>> BEGIN Data in this exercise

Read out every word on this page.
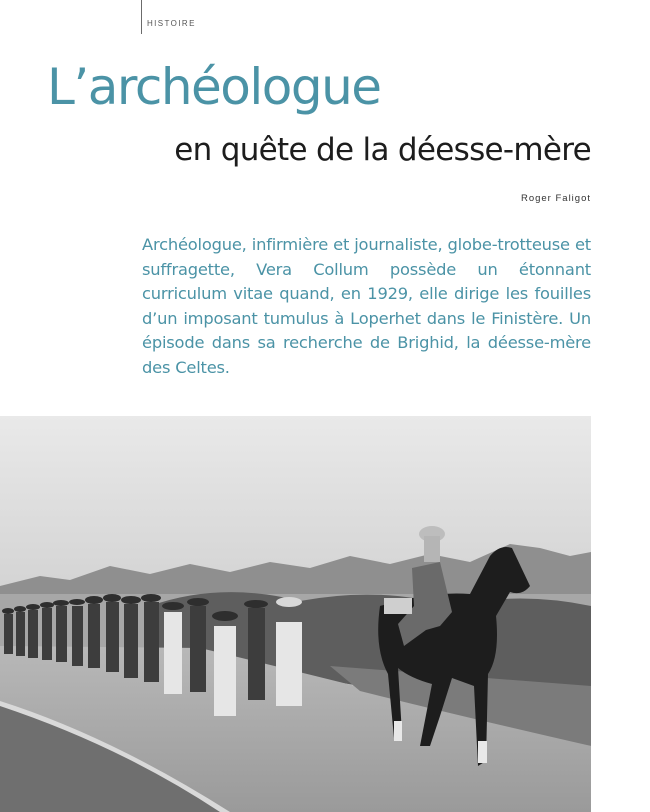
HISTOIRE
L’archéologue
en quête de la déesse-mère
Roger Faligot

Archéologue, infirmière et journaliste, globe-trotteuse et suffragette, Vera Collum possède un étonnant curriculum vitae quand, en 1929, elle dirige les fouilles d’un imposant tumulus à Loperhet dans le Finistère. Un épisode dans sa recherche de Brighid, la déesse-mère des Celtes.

>> END Data in this exercise

Aim of the task: Leave out the pictures and output the rest of the material exactly as written.

Exercise result:
Read out every word on this page.
HISTOIRE
L’archéologue
en quête de la déesse-mère
Roger Faligot

Archéologue, infirmière et journaliste, globe-trotteuse et suffragette, Vera Collum possède un étonnant curriculum vitae quand, en 1929, elle dirige les fouilles d’un imposant tumulus à Loperhet dans le Finistère. Un épisode dans sa recherche de Brighid, la déesse-mère des Celtes.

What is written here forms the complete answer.